Return each line containing the string "when".

[BEGIN Raw records]

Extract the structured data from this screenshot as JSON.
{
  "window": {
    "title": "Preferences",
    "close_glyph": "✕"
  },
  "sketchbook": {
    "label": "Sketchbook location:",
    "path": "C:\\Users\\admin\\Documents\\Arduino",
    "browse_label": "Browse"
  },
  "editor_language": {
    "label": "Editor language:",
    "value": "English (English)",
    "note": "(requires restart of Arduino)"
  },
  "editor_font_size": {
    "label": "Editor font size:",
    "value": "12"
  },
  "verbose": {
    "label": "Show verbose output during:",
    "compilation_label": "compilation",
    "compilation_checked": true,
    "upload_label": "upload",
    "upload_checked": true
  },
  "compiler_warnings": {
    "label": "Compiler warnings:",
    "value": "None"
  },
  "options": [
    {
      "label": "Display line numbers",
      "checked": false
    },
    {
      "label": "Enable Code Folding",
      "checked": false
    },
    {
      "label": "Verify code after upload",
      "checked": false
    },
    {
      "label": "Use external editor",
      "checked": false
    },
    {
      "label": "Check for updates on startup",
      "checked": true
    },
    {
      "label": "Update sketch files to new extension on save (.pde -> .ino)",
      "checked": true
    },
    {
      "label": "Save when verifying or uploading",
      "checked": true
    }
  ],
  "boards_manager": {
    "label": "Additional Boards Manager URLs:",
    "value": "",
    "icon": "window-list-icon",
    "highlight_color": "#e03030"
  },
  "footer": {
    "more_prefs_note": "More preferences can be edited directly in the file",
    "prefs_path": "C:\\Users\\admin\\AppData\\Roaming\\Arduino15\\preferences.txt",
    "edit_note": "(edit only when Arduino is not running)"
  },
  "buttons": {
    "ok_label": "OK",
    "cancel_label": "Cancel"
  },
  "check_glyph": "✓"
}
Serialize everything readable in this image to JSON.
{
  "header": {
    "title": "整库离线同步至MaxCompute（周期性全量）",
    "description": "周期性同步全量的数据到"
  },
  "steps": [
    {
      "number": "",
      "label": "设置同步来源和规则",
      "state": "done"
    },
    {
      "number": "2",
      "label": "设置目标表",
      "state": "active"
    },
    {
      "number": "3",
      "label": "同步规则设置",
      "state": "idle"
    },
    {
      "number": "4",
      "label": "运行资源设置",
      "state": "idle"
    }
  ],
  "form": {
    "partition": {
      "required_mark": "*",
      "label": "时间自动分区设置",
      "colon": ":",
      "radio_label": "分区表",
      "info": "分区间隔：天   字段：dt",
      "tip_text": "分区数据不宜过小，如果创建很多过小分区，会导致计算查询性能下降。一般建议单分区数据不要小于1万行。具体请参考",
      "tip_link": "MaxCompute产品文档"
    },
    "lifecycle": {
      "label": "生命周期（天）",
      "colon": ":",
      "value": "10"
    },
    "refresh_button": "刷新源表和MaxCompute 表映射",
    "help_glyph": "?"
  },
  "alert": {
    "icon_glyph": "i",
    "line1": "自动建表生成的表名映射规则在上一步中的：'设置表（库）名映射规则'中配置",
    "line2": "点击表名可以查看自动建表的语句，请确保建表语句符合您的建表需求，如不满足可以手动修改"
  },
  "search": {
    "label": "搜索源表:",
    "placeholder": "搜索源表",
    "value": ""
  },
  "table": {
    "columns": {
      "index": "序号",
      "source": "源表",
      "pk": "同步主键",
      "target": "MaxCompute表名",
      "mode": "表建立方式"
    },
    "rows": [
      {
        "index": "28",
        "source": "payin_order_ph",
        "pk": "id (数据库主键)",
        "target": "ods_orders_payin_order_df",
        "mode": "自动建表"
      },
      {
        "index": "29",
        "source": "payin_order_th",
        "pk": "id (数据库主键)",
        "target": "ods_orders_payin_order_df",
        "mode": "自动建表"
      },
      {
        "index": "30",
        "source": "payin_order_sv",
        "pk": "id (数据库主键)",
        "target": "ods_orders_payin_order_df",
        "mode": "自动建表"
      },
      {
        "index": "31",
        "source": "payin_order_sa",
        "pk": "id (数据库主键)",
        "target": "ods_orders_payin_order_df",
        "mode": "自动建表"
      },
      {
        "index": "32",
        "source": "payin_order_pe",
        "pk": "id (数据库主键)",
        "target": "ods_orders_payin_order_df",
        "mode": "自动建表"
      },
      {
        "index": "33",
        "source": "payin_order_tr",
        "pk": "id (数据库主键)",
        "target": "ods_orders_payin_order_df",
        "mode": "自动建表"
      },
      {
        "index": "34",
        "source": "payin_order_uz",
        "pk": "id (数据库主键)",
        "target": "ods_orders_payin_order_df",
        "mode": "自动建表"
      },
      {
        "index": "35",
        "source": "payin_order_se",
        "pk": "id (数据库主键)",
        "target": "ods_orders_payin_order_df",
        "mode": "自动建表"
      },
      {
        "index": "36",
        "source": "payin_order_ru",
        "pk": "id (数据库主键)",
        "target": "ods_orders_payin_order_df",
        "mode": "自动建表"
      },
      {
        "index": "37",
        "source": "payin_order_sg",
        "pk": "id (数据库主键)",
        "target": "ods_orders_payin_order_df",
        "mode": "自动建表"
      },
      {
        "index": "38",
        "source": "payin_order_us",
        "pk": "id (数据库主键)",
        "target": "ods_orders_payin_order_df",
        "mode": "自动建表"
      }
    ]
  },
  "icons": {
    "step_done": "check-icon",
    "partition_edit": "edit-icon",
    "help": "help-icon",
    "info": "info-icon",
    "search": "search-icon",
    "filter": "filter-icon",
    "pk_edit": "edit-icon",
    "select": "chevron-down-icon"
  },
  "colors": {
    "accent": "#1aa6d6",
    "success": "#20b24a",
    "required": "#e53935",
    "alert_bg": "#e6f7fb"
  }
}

[END Raw records]

Exercise result:
      "label": "Save when verifying or uploading",
    "edit_note": "(edit only when Arduino is not running)"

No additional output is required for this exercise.